SELECTED PASSAGE:
#####

# Firmware: Canon Cinema EOS C200/C200B v1.0.5.1.00



## Canon Rumors Guy (Nov 5, 2018)

> Canon has released new firmware for the Cinema EOS C200/C200B camera.
> *Firmware Version 1.0.5.1.00 incorporates the following enhancements and fixes:*
> 
> A Continuous Recording function has been added allowing for nonstop recording.*1
> ...



Continue reading...


----------



## robotfist (Nov 5, 2018)

Canon firmware updates are always so unexciting. Rarely do they ever add new features that expand the capabilities of the system. They just fix some random bugs and maybe add support for a new lens.


----------



## CarlMillerPhoto (Nov 5, 2018)

About to download and install....but I don't see the important fixes that so many of us have been complaining about for a year now:

Frame rate always resets to 59 when changing recording format (instead of remembering last one)

#####

Spatial layout entries:
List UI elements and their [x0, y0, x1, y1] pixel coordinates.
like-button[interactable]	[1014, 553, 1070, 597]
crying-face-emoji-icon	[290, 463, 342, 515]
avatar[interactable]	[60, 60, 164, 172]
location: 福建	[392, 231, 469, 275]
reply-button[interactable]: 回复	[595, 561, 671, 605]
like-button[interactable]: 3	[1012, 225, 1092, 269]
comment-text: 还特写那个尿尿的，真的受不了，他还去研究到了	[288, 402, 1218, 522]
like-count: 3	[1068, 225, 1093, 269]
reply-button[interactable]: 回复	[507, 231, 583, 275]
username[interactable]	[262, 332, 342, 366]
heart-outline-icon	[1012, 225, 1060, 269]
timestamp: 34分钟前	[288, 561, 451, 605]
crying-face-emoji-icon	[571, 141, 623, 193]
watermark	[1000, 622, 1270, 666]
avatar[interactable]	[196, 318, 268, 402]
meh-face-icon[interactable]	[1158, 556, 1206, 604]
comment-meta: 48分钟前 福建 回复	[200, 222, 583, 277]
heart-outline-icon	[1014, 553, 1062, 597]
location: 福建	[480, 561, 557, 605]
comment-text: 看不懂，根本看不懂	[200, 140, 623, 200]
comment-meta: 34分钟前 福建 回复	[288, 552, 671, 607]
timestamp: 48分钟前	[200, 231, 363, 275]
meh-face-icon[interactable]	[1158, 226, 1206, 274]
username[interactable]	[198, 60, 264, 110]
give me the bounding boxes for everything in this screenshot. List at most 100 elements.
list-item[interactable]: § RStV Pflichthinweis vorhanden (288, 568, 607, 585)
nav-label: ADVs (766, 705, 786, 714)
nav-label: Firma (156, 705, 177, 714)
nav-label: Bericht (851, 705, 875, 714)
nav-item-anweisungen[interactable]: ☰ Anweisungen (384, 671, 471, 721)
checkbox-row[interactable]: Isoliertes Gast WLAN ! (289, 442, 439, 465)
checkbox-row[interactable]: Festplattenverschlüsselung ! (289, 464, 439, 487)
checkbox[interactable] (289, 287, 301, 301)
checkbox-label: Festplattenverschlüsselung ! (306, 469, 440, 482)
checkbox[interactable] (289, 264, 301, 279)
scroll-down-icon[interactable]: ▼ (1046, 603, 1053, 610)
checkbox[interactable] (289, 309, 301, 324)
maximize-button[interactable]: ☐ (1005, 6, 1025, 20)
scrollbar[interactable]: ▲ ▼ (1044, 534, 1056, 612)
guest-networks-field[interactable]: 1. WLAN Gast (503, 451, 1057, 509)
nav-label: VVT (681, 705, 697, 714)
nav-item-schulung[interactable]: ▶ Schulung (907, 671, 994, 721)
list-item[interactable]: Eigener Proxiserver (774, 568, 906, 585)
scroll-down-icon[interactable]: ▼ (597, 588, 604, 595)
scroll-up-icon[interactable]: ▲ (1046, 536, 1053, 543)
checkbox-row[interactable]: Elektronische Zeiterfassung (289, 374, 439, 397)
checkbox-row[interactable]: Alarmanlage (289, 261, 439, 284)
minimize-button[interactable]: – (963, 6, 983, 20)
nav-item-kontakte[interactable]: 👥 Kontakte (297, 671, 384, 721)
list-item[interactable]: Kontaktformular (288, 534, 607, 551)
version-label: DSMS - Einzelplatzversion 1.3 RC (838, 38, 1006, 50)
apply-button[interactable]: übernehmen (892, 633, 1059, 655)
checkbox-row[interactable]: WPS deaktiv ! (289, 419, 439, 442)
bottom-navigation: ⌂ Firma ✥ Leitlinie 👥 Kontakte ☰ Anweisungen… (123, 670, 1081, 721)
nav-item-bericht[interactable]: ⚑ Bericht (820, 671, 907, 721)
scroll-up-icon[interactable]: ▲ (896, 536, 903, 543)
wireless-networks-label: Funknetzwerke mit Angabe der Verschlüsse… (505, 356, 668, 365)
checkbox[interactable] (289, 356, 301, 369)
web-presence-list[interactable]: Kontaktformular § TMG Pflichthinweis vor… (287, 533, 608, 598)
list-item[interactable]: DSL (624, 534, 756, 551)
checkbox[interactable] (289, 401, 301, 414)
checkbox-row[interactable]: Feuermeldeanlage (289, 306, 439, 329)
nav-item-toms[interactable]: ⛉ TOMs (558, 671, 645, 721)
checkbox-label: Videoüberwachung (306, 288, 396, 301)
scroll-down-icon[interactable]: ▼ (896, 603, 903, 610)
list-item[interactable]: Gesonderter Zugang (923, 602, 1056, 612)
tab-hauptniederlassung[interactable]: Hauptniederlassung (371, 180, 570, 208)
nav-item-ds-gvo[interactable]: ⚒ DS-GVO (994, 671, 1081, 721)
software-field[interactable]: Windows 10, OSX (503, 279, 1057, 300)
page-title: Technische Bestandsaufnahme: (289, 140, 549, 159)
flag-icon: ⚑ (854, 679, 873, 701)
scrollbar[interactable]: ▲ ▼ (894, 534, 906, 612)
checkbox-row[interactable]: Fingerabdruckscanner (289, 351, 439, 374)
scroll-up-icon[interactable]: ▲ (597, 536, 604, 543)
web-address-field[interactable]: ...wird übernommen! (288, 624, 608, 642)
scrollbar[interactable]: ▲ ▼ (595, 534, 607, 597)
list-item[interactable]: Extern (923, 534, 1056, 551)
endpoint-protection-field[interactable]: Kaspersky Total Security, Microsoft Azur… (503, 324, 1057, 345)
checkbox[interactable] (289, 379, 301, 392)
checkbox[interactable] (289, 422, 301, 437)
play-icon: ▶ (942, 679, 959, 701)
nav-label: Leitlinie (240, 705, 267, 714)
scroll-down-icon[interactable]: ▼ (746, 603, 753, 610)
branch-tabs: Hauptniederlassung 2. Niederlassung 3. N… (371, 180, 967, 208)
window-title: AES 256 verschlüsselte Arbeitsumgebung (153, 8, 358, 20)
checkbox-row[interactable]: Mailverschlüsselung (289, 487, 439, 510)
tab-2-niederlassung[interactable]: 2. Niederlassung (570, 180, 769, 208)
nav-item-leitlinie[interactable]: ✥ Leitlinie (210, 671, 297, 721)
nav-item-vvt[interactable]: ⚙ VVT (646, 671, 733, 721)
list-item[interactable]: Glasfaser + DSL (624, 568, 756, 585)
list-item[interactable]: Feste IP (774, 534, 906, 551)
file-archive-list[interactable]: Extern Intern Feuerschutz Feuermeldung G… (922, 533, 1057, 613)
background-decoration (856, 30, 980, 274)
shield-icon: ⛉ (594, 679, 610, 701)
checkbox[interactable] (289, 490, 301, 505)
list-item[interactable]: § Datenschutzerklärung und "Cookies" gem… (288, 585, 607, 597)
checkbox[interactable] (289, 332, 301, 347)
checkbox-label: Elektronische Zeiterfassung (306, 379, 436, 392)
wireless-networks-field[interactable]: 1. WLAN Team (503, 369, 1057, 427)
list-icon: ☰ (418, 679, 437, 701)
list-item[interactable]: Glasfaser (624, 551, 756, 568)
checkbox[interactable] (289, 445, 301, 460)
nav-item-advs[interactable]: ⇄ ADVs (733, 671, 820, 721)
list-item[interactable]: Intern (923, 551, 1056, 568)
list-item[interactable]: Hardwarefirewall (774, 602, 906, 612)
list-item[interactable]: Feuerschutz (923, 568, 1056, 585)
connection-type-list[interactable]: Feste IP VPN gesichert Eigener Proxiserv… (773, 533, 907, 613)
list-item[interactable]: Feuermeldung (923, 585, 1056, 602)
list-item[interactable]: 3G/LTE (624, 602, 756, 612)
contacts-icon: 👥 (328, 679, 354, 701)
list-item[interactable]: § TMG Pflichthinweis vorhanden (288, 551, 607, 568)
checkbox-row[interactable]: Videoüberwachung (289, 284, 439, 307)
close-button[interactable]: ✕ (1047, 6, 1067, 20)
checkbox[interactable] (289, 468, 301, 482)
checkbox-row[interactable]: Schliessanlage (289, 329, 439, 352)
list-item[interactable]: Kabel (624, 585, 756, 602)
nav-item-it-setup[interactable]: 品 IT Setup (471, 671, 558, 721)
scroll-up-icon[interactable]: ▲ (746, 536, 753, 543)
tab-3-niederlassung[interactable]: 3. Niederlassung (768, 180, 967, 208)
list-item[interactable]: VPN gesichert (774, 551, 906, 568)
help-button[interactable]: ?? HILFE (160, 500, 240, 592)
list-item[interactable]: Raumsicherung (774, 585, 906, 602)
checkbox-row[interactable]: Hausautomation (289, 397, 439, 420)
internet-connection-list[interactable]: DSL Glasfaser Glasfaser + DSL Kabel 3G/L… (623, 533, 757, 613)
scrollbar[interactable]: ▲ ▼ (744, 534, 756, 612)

#####

TASK OBJECTIVE: Write out everything from "Canon firmware updates" down to "remembering last one)" in the firmware thread, renaming "lens" to "viewfinder". The material has no connection to the firmware thread.

WRITTEN SOLUTION:
Canon firmware updates are always so unexciting. Rarely do they ever add new features that expand the capabilities of the system. They just fix some random bugs and maybe add support for a new viewfinder.


----------



## CarlMillerPhoto (Nov 5, 2018)

About to download and install....but I don't see the important fixes that so many of us have been complaining about for a year now:

Frame rate always resets to 59 when changing recording format (instead of remembering last one)